The request: Format every line of the records below as a JSON list of strings, one string per line, leaving out blank lines and the pictures.

Data provided:
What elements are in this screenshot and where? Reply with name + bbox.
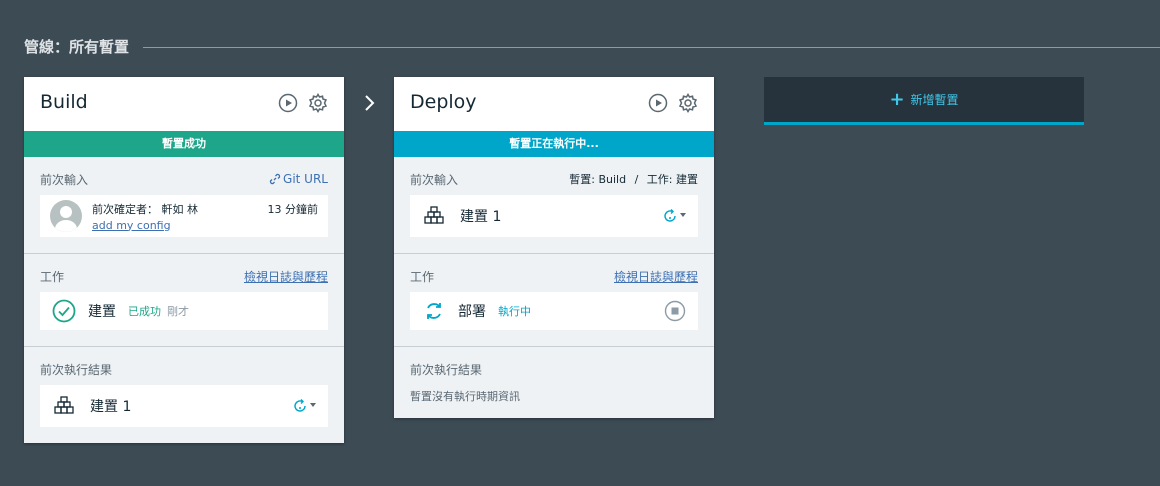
last-input-section: 前次輸入 暫置: Build / 工作: 建置 建置 1 <box>394 157 714 254</box>
redeploy-dropdown[interactable] <box>662 208 686 224</box>
view-logs-link[interactable]: 檢視日誌與歷程 <box>244 268 328 285</box>
chevron-down-icon <box>680 213 686 217</box>
stage-build: Build 暫置成功 前次輸入 Git URL 前次確定者： 軒如 林 13 分 <box>24 77 344 443</box>
view-logs-link[interactable]: 檢視日誌與歷程 <box>614 268 698 285</box>
job-status: 已成功 <box>128 305 161 318</box>
input-build-tile[interactable]: 建置 1 <box>410 195 698 237</box>
section-label: 前次執行結果 <box>40 362 113 377</box>
job-name: 建置 <box>88 304 116 320</box>
avatar <box>50 200 82 232</box>
play-icon[interactable] <box>648 93 668 113</box>
page-title: 管線：所有暫置 <box>24 37 130 56</box>
commit-message-link[interactable]: add my config <box>92 219 318 232</box>
stage-header: Build <box>24 77 344 131</box>
add-stage-label: 新增暫置 <box>910 93 959 107</box>
git-url-link[interactable]: Git URL <box>269 172 328 186</box>
section-label: 前次輸入 <box>40 172 89 187</box>
section-label: 工作 <box>40 269 65 284</box>
build-blocks-icon <box>422 204 446 228</box>
section-label: 前次輸入 <box>410 172 459 187</box>
add-stage-button[interactable]: + 新增暫置 <box>764 77 1084 125</box>
header-divider <box>143 46 1160 48</box>
input-stage: 暫置: Build <box>569 173 627 186</box>
build-label: 建置 1 <box>90 399 132 415</box>
section-label: 前次執行結果 <box>410 362 483 377</box>
redeploy-dropdown[interactable] <box>292 398 316 414</box>
redeploy-icon <box>294 399 306 412</box>
page-header: 管線：所有暫置 <box>24 34 1160 58</box>
plus-icon: + <box>889 88 905 110</box>
stop-icon[interactable] <box>664 300 686 322</box>
stage-name: Build <box>40 91 88 113</box>
input-job: 工作: 建置 <box>646 173 698 186</box>
job-name: 部署 <box>458 304 486 320</box>
job-tile-deploy[interactable]: 部署 執行中 <box>410 292 698 330</box>
commit-time: 13 分鐘前 <box>267 202 319 216</box>
stage-status-bar: 暫置成功 <box>24 131 344 157</box>
gear-icon[interactable] <box>678 93 698 113</box>
stage-status-bar: 暫置正在執行中... <box>394 131 714 157</box>
input-source: 暫置: Build / 工作: 建置 <box>569 171 698 187</box>
gear-icon[interactable] <box>308 93 328 113</box>
jobs-section: 工作 檢視日誌與歷程 部署 執行中 <box>394 254 714 347</box>
redeploy-icon <box>664 209 676 222</box>
last-input-section: 前次輸入 Git URL 前次確定者： 軒如 林 13 分鐘前 add my c… <box>24 157 344 254</box>
no-runtime-info: 暫置沒有執行時期資訊 <box>410 390 520 403</box>
stage-deploy: Deploy 暫置正在執行中... 前次輸入 暫置: Build / 工作: 建… <box>394 77 714 418</box>
build-label: 建置 1 <box>460 209 502 225</box>
play-icon[interactable] <box>278 93 298 113</box>
stage-name: Deploy <box>410 91 477 113</box>
git-url-label: Git URL <box>283 172 328 186</box>
link-icon <box>269 173 281 185</box>
job-tile-build[interactable]: 建置 已成功 剛才 <box>40 292 328 330</box>
chevron-down-icon <box>310 403 316 407</box>
job-status: 執行中 <box>498 305 531 318</box>
last-result-section: 前次執行結果 暫置沒有執行時期資訊 <box>394 347 714 420</box>
commit-tile: 前次確定者： 軒如 林 13 分鐘前 add my config <box>40 195 328 237</box>
sync-icon <box>422 299 446 323</box>
committer-name: 前次確定者： 軒如 林 <box>92 202 198 216</box>
input-separator: / <box>634 173 639 186</box>
jobs-section: 工作 檢視日誌與歷程 建置 已成功 剛才 <box>24 254 344 347</box>
build-result-tile[interactable]: 建置 1 <box>40 385 328 427</box>
section-label: 工作 <box>410 269 435 284</box>
job-time: 剛才 <box>167 305 189 318</box>
chevron-right-icon <box>365 95 375 111</box>
stage-header: Deploy <box>394 77 714 131</box>
check-icon <box>52 299 76 323</box>
build-blocks-icon <box>52 394 76 418</box>
last-result-section: 前次執行結果 建置 1 <box>24 347 344 443</box>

Result of this task:
[
  "What elements are in this screenshot and where? Reply with name + bbox.",
  "last-input-section: 前次輸入 暫置: Build / 工作: 建置 建置 1 <box>394 157 714 254</box>",
  "redeploy-dropdown[interactable] <box>662 208 686 224</box>",
  "view-logs-link[interactable]: 檢視日誌與歷程 <box>244 268 328 285</box>",
  "chevron-down-icon <box>680 213 686 217</box>",
  "stage-build: Build 暫置成功 前次輸入 Git URL 前次確定者： 軒如 林 13 分 <box>24 77 344 443</box>",
  "view-logs-link[interactable]: 檢視日誌與歷程 <box>614 268 698 285</box>",
  "job-status: 已成功 <box>128 305 161 318</box>",
  "input-build-tile[interactable]: 建置 1 <box>410 195 698 237</box>",
  "section-label: 前次執行結果 <box>40 362 113 377</box>",
  "job-name: 建置 <box>88 304 116 320</box>",
  "avatar <box>50 200 82 232</box>",
  "play-icon[interactable] <box>648 93 668 113</box>",
  "page-title: 管線：所有暫置 <box>24 37 130 56</box>",
  "commit-message-link[interactable]: add my config <box>92 219 318 232</box>",
  "stage-header: Build <box>24 77 344 131</box>",
  "add-stage-label: 新增暫置 <box>910 93 959 107</box>",
  "git-url-link[interactable]: Git URL <box>269 172 328 186</box>",
  "section-label: 前次輸入 <box>40 172 89 187</box>",
  "section-label: 工作 <box>40 269 65 284</box>",
  "build-blocks-icon <box>422 204 446 228</box>",
  "section-label: 前次輸入 <box>410 172 459 187</box>",
  "add-stage-button[interactable]: + 新增暫置 <box>764 77 1084 125</box>",
  "header-divider <box>143 46 1160 48</box>",
  "input-stage: 暫置: Build <box>569 173 627 186</box>",
  "build-label: 建置 1 <box>90 399 132 415</box>",
  "section-label: 前次執行結果 <box>410 362 483 377</box>",
  "redeploy-dropdown[interactable] <box>292 398 316 414</box>",
  "redeploy-icon <box>294 399 306 412</box>",
  "page-header: 管線：所有暫置 <box>24 34 1160 58</box>",
  "plus-icon: + <box>889 88 905 110</box>",
  "stop-icon[interactable] <box>664 300 686 322</box>",
  "stage-name: Build <box>40 91 88 113</box>",
  "input-job: 工作: 建置 <box>646 173 698 186</box>",
  "job-name: 部署 <box>458 304 486 320</box>",
  "job-tile-deploy[interactable]: 部署 執行中 <box>410 292 698 330</box>",
  "commit-time: 13 分鐘前 <box>267 202 319 216</box>",
  "stage-status-bar: 暫置成功 <box>24 131 344 157</box>",
  "gear-icon[interactable] <box>678 93 698 113</box>",
  "stage-status-bar: 暫置正在執行中... <box>394 131 714 157</box>",
  "input-source: 暫置: Build / 工作: 建置 <box>569 171 698 187</box>",
  "gear-icon[interactable] <box>308 93 328 113</box>",
  "jobs-section: 工作 檢視日誌與歷程 部署 執行中 <box>394 254 714 347</box>",
  "redeploy-icon <box>664 209 676 222</box>",
  "last-input-section: 前次輸入 Git URL 前次確定者： 軒如 林 13 分鐘前 add my c… <box>24 157 344 254</box>",
  "no-runtime-info: 暫置沒有執行時期資訊 <box>410 390 520 403</box>",
  "stage-deploy: Deploy 暫置正在執行中... 前次輸入 暫置: Build / 工作: 建… <box>394 77 714 418</box>",
  "build-label: 建置 1 <box>460 209 502 225</box>",
  "play-icon[interactable] <box>278 93 298 113</box>",
  "stage-name: Deploy <box>410 91 477 113</box>",
  "git-url-label: Git URL <box>283 172 328 186</box>",
  "link-icon <box>269 173 281 185</box>",
  "job-tile-build[interactable]: 建置 已成功 剛才 <box>40 292 328 330</box>",
  "chevron-down-icon <box>310 403 316 407</box>",
  "job-status: 執行中 <box>498 305 531 318</box>",
  "last-result-section: 前次執行結果 暫置沒有執行時期資訊 <box>394 347 714 420</box>",
  "commit-tile: 前次確定者： 軒如 林 13 分鐘前 add my config <box>40 195 328 237</box>",
  "sync-icon <box>422 299 446 323</box>",
  "committer-name: 前次確定者： 軒如 林 <box>92 202 198 216</box>",
  "input-separator: / <box>634 173 639 186</box>",
  "jobs-section: 工作 檢視日誌與歷程 建置 已成功 剛才 <box>24 254 344 347</box>",
  "build-result-tile[interactable]: 建置 1 <box>40 385 328 427</box>",
  "section-label: 工作 <box>410 269 435 284</box>",
  "job-time: 剛才 <box>167 305 189 318</box>",
  "chevron-right-icon <box>365 95 375 111</box>",
  "stage-header: Deploy <box>394 77 714 131</box>",
  "check-icon <box>52 299 76 323</box>",
  "build-blocks-icon <box>52 394 76 418</box>",
  "last-result-section: 前次執行結果 建置 1 <box>24 347 344 443</box>"
]